### Records shown
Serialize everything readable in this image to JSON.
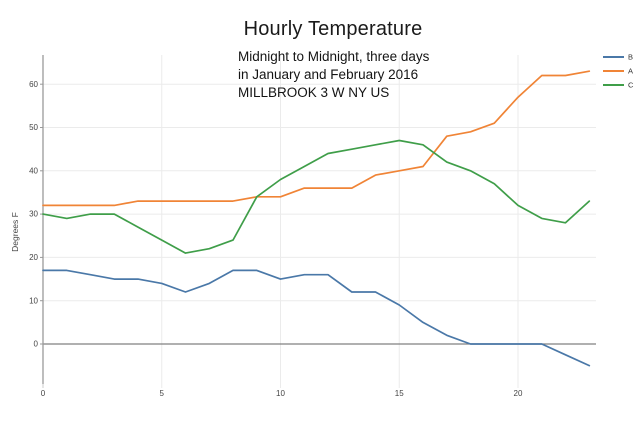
{
  "title": "Hourly Temperature",
  "chart_data": {
    "type": "line",
    "title": "Hourly Temperature",
    "subtitle_lines": [
      "Midnight to Midnight, three days",
      "in January and February 2016",
      "MILLBROOK 3 W NY US"
    ],
    "xlabel": "",
    "ylabel": "Degrees F",
    "x": [
      0,
      1,
      2,
      3,
      4,
      5,
      6,
      7,
      8,
      9,
      10,
      11,
      12,
      13,
      14,
      15,
      16,
      17,
      18,
      19,
      20,
      21,
      22,
      23
    ],
    "x_ticks": [
      0,
      5,
      10,
      15,
      20
    ],
    "y_ticks": [
      0,
      10,
      20,
      30,
      40,
      50,
      60
    ],
    "xlim": [
      0,
      23
    ],
    "ylim": [
      -9,
      67
    ],
    "grid": true,
    "zero_line": true,
    "legend_position": "top-right",
    "series": [
      {
        "name": "B",
        "color": "#4a78a8",
        "values": [
          17,
          17,
          16,
          15,
          15,
          14,
          12,
          14,
          17,
          17,
          15,
          16,
          16,
          12,
          12,
          9,
          5,
          2,
          0,
          0,
          0,
          0,
          -2.5,
          -5
        ]
      },
      {
        "name": "A",
        "color": "#f08436",
        "values": [
          32,
          32,
          32,
          32,
          33,
          33,
          33,
          33,
          33,
          34,
          34,
          36,
          36,
          36,
          39,
          40,
          41,
          48,
          49,
          51,
          57,
          62,
          62,
          63
        ]
      },
      {
        "name": "C",
        "color": "#3f9e49",
        "values": [
          30,
          29,
          30,
          30,
          27,
          24,
          21,
          22,
          24,
          34,
          38,
          41,
          44,
          45,
          46,
          47,
          46,
          42,
          40,
          37,
          32,
          29,
          28,
          33
        ]
      }
    ],
    "axis_color": "#9a9a9a",
    "zero_line_color": "#808080",
    "grid_color": "#ebebeb",
    "tick_label_color": "#444444"
  }
}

### Task directions
Only the number is wanted: how many lines of the data contain the word "Temperature"?

### Solution to the exercise
2